For the entries below, how many lines include the word "this"? Give the figure and nothing more.

-- Start Material provided --

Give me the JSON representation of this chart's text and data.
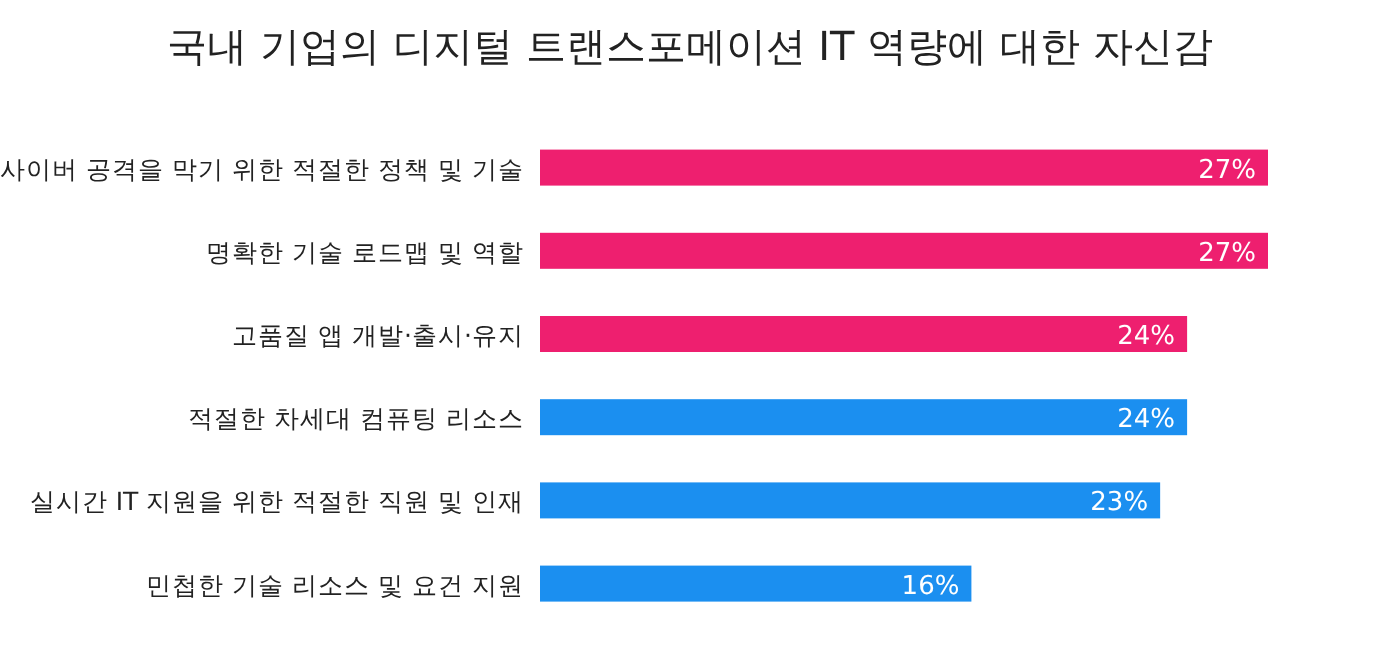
{
  "chart_data": {
    "type": "bar",
    "orientation": "horizontal",
    "title": "국내 기업의 디지털 트랜스포메이션 IT 역량에 대한 자신감",
    "categories": [
      "사이버 공격을 막기 위한 적절한 정책 및 기술",
      "명확한 기술 로드맵 및 역할",
      "고품질 앱 개발·출시·유지",
      "적절한 차세대 컴퓨팅 리소스",
      "실시간 IT 지원을 위한 적절한 직원 및 인재",
      "민첩한 기술 리소스 및 요건 지원"
    ],
    "values": [
      27,
      27,
      24,
      24,
      23,
      16
    ],
    "colors": [
      "#ee1f6f",
      "#ee1f6f",
      "#ee1f6f",
      "#1b8ff0",
      "#1b8ff0",
      "#1b8ff0"
    ],
    "value_labels": [
      "27%",
      "27%",
      "24%",
      "24%",
      "23%",
      "16%"
    ]
  }
}
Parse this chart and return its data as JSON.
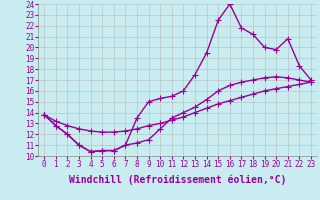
{
  "xlabel": "Windchill (Refroidissement éolien,°C)",
  "bg_color": "#c8ecf0",
  "line_color": "#990099",
  "grid_color": "#b0b0b0",
  "xlim": [
    -0.5,
    23.5
  ],
  "ylim": [
    10,
    24
  ],
  "xticks": [
    0,
    1,
    2,
    3,
    4,
    5,
    6,
    7,
    8,
    9,
    10,
    11,
    12,
    13,
    14,
    15,
    16,
    17,
    18,
    19,
    20,
    21,
    22,
    23
  ],
  "yticks": [
    10,
    11,
    12,
    13,
    14,
    15,
    16,
    17,
    18,
    19,
    20,
    21,
    22,
    23,
    24
  ],
  "series1_x": [
    0,
    1,
    2,
    3,
    4,
    5,
    6,
    7,
    8,
    9,
    10,
    11,
    12,
    13,
    14,
    15,
    16,
    17,
    18,
    19,
    20,
    21,
    22,
    23
  ],
  "series1_y": [
    13.8,
    12.8,
    12.0,
    11.0,
    10.4,
    10.5,
    10.5,
    11.0,
    13.5,
    15.0,
    15.3,
    15.5,
    16.0,
    17.5,
    19.5,
    22.5,
    24.0,
    21.8,
    21.2,
    20.0,
    19.8,
    20.8,
    18.3,
    17.0
  ],
  "series2_x": [
    0,
    1,
    2,
    3,
    4,
    5,
    6,
    7,
    8,
    9,
    10,
    11,
    12,
    13,
    14,
    15,
    16,
    17,
    18,
    19,
    20,
    21,
    22,
    23
  ],
  "series2_y": [
    13.8,
    12.8,
    12.0,
    11.0,
    10.4,
    10.5,
    10.5,
    11.0,
    11.2,
    11.5,
    12.5,
    13.5,
    14.0,
    14.5,
    15.2,
    16.0,
    16.5,
    16.8,
    17.0,
    17.2,
    17.3,
    17.2,
    17.0,
    16.8
  ],
  "series3_x": [
    0,
    1,
    2,
    3,
    4,
    5,
    6,
    7,
    8,
    9,
    10,
    11,
    12,
    13,
    14,
    15,
    16,
    17,
    18,
    19,
    20,
    21,
    22,
    23
  ],
  "series3_y": [
    13.8,
    13.2,
    12.8,
    12.5,
    12.3,
    12.2,
    12.2,
    12.3,
    12.5,
    12.8,
    13.0,
    13.3,
    13.6,
    14.0,
    14.4,
    14.8,
    15.1,
    15.4,
    15.7,
    16.0,
    16.2,
    16.4,
    16.6,
    16.8
  ],
  "marker": "+",
  "markersize": 4,
  "linewidth": 1.0,
  "xlabel_fontsize": 7,
  "tick_fontsize": 5.5
}
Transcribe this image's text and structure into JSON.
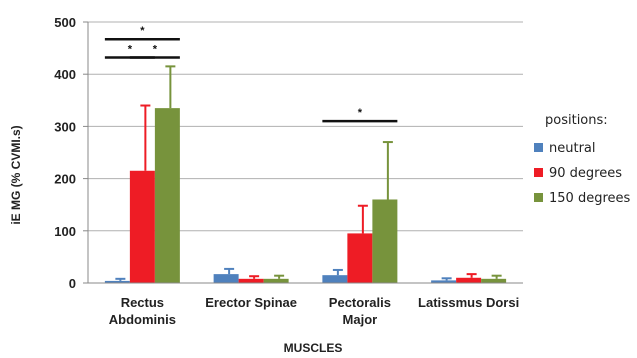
{
  "chart_data": {
    "type": "bar",
    "title": "",
    "xlabel": "MUSCLES",
    "ylabel": "iE MG (% CVMI.s)",
    "ylim": [
      0,
      500
    ],
    "yticks": [
      "0",
      "100",
      "200",
      "300",
      "400",
      "500"
    ],
    "grid": true,
    "legend_title": "positions:",
    "legend_position": "right",
    "categories": [
      [
        "Rectus",
        "Abdominis"
      ],
      [
        "Erector Spinae"
      ],
      [
        "Pectoralis",
        "Major"
      ],
      [
        "Latissmus Dorsi"
      ]
    ],
    "series": [
      {
        "name": "neutral",
        "color": "#4f81bd",
        "values": [
          4,
          17,
          15,
          5
        ],
        "errors": [
          4,
          10,
          10,
          4
        ]
      },
      {
        "name": "90 degrees",
        "color": "#ee1c25",
        "values": [
          215,
          8,
          95,
          10
        ],
        "errors": [
          125,
          5,
          53,
          7
        ]
      },
      {
        "name": "150 degrees",
        "color": "#77933c",
        "values": [
          335,
          8,
          160,
          8
        ],
        "errors": [
          80,
          6,
          110,
          6
        ]
      }
    ],
    "annotations": [
      {
        "type": "significance",
        "label": "*",
        "category": 0,
        "from": 0,
        "to": 2,
        "y": 467
      },
      {
        "type": "significance",
        "label": "*",
        "category": 0,
        "from": 0,
        "to": 1,
        "y": 432
      },
      {
        "type": "significance",
        "label": "*",
        "category": 0,
        "from": 1,
        "to": 2,
        "y": 432
      },
      {
        "type": "significance",
        "label": "*",
        "category": 2,
        "from": 0,
        "to": 2,
        "y": 310
      }
    ]
  }
}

-- End Material provided --

Answer below:
3